§ TASK DETAILS
Write out the lines of the data entries from the first one through the line containing "data-point [334,201,338,205]", inclusive, keeping each line unchanged.

Data entries
= = =
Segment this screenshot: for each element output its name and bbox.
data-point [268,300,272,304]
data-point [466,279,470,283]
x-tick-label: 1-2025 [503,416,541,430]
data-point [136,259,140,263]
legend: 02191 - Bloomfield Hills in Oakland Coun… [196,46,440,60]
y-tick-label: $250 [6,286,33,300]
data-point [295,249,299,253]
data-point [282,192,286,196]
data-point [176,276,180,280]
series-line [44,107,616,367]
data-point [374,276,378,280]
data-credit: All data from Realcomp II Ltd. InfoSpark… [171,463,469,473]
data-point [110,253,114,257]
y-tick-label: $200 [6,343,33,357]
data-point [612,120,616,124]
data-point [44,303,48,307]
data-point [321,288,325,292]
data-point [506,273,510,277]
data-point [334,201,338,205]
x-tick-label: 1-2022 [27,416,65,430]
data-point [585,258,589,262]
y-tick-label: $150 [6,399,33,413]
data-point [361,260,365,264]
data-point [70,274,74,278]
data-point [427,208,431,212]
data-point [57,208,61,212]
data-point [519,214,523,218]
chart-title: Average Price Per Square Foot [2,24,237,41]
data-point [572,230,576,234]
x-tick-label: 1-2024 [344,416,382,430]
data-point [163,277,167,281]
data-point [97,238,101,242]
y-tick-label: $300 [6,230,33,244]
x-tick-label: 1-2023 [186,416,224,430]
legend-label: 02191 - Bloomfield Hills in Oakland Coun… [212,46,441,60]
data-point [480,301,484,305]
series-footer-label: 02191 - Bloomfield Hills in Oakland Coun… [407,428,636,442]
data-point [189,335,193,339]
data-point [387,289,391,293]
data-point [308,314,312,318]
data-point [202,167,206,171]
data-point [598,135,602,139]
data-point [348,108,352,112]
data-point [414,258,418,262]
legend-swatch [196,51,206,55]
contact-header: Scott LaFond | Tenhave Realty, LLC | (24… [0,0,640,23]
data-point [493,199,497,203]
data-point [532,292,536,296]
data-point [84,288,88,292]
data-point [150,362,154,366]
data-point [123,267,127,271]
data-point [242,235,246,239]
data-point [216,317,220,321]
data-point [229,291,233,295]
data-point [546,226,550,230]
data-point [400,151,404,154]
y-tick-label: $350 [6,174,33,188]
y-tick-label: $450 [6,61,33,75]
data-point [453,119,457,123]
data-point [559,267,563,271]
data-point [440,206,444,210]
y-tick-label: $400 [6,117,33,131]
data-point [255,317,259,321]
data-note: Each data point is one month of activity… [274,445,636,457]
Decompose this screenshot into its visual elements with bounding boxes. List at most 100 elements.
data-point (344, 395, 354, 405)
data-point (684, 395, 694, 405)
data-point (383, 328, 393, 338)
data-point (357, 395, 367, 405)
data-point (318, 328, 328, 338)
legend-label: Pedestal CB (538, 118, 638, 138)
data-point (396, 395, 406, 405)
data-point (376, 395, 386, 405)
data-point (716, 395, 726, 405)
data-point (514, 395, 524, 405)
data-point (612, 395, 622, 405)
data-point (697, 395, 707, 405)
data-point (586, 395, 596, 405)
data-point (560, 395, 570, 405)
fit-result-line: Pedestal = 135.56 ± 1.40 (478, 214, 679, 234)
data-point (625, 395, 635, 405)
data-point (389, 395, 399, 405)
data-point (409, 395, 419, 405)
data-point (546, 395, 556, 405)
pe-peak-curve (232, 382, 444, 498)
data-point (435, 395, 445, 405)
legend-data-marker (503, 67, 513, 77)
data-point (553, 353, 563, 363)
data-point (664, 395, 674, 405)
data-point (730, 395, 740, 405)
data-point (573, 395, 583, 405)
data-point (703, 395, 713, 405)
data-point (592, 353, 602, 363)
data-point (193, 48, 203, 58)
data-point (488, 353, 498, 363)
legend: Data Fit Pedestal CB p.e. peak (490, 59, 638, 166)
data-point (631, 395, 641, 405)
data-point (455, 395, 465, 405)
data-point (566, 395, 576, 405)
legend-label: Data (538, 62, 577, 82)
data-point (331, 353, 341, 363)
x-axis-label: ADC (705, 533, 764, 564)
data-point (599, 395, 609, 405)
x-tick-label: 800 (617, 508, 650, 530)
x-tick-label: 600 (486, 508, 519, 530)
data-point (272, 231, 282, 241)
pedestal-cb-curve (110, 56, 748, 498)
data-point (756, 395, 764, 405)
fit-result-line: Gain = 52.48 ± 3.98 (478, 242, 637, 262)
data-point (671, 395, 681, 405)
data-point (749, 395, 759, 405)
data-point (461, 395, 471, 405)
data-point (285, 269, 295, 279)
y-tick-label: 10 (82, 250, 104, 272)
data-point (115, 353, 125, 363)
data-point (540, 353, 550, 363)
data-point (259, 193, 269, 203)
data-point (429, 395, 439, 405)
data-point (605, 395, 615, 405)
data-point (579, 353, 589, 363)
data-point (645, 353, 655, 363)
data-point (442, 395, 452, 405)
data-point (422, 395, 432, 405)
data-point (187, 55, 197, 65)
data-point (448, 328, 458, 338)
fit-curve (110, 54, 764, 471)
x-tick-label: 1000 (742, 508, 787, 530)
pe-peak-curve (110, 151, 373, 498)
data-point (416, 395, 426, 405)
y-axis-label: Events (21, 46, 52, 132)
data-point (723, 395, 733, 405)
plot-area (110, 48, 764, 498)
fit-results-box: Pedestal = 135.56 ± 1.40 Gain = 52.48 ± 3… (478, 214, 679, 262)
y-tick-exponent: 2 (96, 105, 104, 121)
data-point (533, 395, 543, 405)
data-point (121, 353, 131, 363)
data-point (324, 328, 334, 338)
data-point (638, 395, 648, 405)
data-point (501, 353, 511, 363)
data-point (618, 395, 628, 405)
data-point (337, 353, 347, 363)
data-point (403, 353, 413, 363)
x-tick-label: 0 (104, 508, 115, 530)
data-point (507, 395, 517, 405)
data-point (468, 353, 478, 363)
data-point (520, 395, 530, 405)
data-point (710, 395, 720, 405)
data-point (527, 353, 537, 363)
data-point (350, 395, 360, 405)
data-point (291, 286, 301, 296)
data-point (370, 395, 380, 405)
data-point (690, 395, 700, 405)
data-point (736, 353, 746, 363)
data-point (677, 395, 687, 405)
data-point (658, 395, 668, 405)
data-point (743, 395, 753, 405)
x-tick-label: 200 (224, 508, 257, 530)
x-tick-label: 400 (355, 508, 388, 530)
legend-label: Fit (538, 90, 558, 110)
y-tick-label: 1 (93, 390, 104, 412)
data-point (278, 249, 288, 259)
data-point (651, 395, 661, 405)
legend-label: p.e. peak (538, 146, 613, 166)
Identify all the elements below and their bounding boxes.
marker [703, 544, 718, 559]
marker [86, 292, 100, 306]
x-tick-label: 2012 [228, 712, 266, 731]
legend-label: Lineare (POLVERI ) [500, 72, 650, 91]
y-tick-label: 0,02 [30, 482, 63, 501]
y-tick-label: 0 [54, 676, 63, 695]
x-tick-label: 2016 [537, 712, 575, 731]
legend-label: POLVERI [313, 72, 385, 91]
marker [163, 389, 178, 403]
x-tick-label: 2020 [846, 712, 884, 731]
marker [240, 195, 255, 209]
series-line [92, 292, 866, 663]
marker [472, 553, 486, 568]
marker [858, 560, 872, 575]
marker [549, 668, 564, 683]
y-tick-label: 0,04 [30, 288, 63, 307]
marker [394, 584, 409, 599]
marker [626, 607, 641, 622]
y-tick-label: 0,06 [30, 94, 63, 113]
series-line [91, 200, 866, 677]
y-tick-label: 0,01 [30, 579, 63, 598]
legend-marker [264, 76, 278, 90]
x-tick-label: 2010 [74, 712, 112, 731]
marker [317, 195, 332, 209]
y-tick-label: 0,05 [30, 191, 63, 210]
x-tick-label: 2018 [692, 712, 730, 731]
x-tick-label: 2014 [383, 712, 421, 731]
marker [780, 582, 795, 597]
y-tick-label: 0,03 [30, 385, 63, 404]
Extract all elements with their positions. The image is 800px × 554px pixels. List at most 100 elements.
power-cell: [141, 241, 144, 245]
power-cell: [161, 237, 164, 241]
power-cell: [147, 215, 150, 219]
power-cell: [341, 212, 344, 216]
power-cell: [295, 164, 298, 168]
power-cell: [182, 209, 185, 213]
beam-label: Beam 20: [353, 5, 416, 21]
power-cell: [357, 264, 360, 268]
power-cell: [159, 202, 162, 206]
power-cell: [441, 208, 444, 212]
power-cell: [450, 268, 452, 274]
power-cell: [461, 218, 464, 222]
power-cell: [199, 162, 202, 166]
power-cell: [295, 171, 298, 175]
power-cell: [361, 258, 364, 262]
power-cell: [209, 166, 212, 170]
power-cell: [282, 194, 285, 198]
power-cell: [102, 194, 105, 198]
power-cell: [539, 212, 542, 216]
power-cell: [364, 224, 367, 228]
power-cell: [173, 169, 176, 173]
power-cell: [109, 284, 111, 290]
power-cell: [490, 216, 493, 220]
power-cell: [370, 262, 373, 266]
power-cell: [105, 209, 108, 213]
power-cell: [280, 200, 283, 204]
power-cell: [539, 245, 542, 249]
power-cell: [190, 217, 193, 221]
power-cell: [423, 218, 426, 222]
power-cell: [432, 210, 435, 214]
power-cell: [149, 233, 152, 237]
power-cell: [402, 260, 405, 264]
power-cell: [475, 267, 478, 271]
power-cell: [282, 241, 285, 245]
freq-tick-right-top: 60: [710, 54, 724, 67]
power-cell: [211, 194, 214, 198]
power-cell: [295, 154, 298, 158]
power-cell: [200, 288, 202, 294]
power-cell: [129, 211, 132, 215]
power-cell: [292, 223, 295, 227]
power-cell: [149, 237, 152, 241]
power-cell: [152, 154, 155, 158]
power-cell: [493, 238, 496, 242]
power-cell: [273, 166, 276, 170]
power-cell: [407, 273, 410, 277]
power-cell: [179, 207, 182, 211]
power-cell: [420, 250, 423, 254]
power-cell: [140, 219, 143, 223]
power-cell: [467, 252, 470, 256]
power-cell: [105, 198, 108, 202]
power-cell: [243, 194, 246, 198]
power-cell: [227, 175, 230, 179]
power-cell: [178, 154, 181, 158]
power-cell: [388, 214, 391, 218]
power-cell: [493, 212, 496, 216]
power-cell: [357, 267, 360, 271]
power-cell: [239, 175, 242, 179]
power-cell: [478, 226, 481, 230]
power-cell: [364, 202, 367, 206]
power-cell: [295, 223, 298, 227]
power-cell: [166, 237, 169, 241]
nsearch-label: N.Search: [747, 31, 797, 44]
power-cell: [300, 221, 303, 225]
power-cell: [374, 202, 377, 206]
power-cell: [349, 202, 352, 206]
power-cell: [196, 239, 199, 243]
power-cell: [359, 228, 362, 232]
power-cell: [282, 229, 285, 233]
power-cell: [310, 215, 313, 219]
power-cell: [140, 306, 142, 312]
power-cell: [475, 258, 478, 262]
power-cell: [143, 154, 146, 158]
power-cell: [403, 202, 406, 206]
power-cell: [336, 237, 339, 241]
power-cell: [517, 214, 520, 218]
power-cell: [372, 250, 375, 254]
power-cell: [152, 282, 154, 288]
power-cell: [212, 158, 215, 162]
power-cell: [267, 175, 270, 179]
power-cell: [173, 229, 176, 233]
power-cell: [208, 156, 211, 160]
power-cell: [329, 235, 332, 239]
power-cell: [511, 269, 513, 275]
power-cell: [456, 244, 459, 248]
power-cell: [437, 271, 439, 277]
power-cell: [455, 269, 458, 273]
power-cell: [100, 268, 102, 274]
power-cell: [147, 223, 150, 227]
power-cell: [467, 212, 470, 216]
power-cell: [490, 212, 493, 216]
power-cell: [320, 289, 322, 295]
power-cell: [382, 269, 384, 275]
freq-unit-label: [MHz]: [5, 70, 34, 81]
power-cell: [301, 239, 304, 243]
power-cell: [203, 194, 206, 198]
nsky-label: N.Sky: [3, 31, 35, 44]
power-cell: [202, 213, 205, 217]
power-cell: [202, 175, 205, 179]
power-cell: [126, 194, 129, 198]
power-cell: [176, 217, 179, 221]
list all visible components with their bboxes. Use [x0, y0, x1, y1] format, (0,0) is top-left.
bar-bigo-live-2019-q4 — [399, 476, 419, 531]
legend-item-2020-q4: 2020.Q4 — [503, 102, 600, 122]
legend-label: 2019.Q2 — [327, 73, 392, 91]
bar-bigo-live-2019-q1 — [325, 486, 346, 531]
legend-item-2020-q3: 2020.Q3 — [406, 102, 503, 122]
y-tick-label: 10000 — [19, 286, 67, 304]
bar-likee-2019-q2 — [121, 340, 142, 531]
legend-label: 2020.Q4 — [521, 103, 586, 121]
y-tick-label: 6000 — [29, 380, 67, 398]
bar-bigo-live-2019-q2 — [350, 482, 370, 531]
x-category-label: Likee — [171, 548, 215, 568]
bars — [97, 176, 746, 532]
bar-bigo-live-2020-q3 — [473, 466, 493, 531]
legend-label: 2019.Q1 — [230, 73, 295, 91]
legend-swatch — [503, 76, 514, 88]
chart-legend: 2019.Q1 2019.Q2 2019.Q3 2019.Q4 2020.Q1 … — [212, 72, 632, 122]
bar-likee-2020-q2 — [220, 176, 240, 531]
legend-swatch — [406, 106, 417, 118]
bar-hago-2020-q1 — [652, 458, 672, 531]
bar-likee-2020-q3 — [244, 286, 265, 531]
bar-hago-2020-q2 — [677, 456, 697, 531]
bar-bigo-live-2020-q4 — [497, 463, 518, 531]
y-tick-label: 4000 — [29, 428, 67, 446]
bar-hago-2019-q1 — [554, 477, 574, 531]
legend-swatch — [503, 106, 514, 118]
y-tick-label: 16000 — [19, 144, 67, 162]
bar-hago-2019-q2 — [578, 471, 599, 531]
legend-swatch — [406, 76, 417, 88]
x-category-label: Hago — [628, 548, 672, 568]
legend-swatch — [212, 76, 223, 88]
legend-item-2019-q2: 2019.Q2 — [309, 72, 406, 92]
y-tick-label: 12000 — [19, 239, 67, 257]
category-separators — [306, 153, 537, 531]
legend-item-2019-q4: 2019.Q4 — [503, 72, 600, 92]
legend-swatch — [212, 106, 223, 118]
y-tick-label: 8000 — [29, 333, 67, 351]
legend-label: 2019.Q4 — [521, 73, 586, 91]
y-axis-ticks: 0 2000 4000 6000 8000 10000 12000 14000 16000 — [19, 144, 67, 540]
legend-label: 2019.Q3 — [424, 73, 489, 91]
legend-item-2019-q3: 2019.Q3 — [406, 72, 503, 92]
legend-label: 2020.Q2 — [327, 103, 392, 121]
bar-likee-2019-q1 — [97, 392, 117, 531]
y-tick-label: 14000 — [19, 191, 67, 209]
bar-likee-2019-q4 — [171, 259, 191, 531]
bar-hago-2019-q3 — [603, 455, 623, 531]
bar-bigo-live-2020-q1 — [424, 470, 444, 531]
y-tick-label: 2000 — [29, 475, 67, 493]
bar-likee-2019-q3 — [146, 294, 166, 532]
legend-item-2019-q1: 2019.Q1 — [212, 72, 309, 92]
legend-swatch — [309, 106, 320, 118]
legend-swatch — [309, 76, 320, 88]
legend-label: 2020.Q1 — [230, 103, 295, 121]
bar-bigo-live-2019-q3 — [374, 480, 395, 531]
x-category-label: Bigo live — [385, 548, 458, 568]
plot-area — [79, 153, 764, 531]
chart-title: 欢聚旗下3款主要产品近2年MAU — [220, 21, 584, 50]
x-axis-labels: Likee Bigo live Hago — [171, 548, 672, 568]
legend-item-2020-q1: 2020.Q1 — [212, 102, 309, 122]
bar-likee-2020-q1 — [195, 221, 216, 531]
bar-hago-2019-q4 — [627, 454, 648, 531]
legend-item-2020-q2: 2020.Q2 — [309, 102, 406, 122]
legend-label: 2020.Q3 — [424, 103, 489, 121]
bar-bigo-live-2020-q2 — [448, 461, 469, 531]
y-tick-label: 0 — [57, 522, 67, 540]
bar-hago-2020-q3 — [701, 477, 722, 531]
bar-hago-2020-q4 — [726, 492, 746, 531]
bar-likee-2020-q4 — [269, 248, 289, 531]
= = =
§ EXERCISE RESPONSE
Segment this screenshot: for each element output its name and bbox.
data-point [268,300,272,304]
data-point [466,279,470,283]
x-tick-label: 1-2025 [503,416,541,430]
data-point [136,259,140,263]
legend: 02191 - Bloomfield Hills in Oakland Coun… [196,46,440,60]
y-tick-label: $250 [6,286,33,300]
data-point [295,249,299,253]
data-point [282,192,286,196]
data-point [176,276,180,280]
series-line [44,107,616,367]
data-point [374,276,378,280]
data-credit: All data from Realcomp II Ltd. InfoSpark… [171,463,469,473]
data-point [110,253,114,257]
y-tick-label: $200 [6,343,33,357]
data-point [612,120,616,124]
data-point [44,303,48,307]
data-point [321,288,325,292]
data-point [506,273,510,277]
data-point [334,201,338,205]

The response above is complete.